Output all the material that follows, exactly as given.

--- INPUT MATERIAL ---

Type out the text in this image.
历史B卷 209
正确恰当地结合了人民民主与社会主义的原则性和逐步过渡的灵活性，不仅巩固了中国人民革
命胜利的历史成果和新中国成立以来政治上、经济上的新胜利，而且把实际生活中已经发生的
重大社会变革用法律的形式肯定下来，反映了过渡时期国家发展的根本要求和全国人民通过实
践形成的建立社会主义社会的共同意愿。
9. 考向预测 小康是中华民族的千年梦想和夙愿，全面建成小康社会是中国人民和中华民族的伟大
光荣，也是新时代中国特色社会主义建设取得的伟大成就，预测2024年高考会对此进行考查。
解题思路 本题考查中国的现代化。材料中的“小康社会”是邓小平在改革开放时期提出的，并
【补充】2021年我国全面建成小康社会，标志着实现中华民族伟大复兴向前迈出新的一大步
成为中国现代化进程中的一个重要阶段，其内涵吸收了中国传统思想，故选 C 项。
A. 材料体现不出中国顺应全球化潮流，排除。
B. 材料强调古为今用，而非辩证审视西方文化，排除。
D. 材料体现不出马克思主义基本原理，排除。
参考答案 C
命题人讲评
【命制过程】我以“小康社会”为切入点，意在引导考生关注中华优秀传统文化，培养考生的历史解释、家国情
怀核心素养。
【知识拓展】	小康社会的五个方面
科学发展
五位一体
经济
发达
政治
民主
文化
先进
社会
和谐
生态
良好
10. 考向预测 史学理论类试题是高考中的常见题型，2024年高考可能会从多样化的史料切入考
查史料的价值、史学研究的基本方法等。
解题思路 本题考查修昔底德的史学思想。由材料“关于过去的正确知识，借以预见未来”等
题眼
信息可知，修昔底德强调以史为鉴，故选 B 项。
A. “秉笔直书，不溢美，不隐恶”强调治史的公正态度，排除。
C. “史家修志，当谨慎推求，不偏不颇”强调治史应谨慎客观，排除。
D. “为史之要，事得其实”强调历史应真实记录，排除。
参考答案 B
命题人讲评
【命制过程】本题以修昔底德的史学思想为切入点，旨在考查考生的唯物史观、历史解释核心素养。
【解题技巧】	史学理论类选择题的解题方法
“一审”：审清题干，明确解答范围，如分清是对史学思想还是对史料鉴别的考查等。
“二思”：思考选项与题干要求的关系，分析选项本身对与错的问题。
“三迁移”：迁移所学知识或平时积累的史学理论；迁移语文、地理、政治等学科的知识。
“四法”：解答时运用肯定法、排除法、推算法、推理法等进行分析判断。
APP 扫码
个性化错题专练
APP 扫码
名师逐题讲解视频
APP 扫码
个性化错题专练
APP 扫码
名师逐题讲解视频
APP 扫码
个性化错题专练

---

# [OUTPUT FOR THIS TASK]
Type out the text in this image.
历史B卷 209
正确恰当地结合了人民民主与社会主义的原则性和逐步过渡的灵活性，不仅巩固了中国人民革
命胜利的历史成果和新中国成立以来政治上、经济上的新胜利，而且把实际生活中已经发生的
重大社会变革用法律的形式肯定下来，反映了过渡时期国家发展的根本要求和全国人民通过实
践形成的建立社会主义社会的共同意愿。
9. 考向预测 小康是中华民族的千年梦想和夙愿，全面建成小康社会是中国人民和中华民族的伟大
光荣，也是新时代中国特色社会主义建设取得的伟大成就，预测2024年高考会对此进行考查。
解题思路 本题考查中国的现代化。材料中的“小康社会”是邓小平在改革开放时期提出的，并
【补充】2021年我国全面建成小康社会，标志着实现中华民族伟大复兴向前迈出新的一大步
成为中国现代化进程中的一个重要阶段，其内涵吸收了中国传统思想，故选 C 项。
A. 材料体现不出中国顺应全球化潮流，排除。
B. 材料强调古为今用，而非辩证审视西方文化，排除。
D. 材料体现不出马克思主义基本原理，排除。
参考答案 C
命题人讲评
【命制过程】我以“小康社会”为切入点，意在引导考生关注中华优秀传统文化，培养考生的历史解释、家国情
怀核心素养。
【知识拓展】	小康社会的五个方面
科学发展
五位一体
经济
发达
政治
民主
文化
先进
社会
和谐
生态
良好
10. 考向预测 史学理论类试题是高考中的常见题型，2024年高考可能会从多样化的史料切入考
查史料的价值、史学研究的基本方法等。
解题思路 本题考查修昔底德的史学思想。由材料“关于过去的正确知识，借以预见未来”等
题眼
信息可知，修昔底德强调以史为鉴，故选 B 项。
A. “秉笔直书，不溢美，不隐恶”强调治史的公正态度，排除。
C. “史家修志，当谨慎推求，不偏不颇”强调治史应谨慎客观，排除。
D. “为史之要，事得其实”强调历史应真实记录，排除。
参考答案 B
命题人讲评
【命制过程】本题以修昔底德的史学思想为切入点，旨在考查考生的唯物史观、历史解释核心素养。
【解题技巧】	史学理论类选择题的解题方法
“一审”：审清题干，明确解答范围，如分清是对史学思想还是对史料鉴别的考查等。
“二思”：思考选项与题干要求的关系，分析选项本身对与错的问题。
“三迁移”：迁移所学知识或平时积累的史学理论；迁移语文、地理、政治等学科的知识。
“四法”：解答时运用肯定法、排除法、推算法、推理法等进行分析判断。
APP 扫码
个性化错题专练
APP 扫码
名师逐题讲解视频
APP 扫码
个性化错题专练
APP 扫码
名师逐题讲解视频
APP 扫码
个性化错题专练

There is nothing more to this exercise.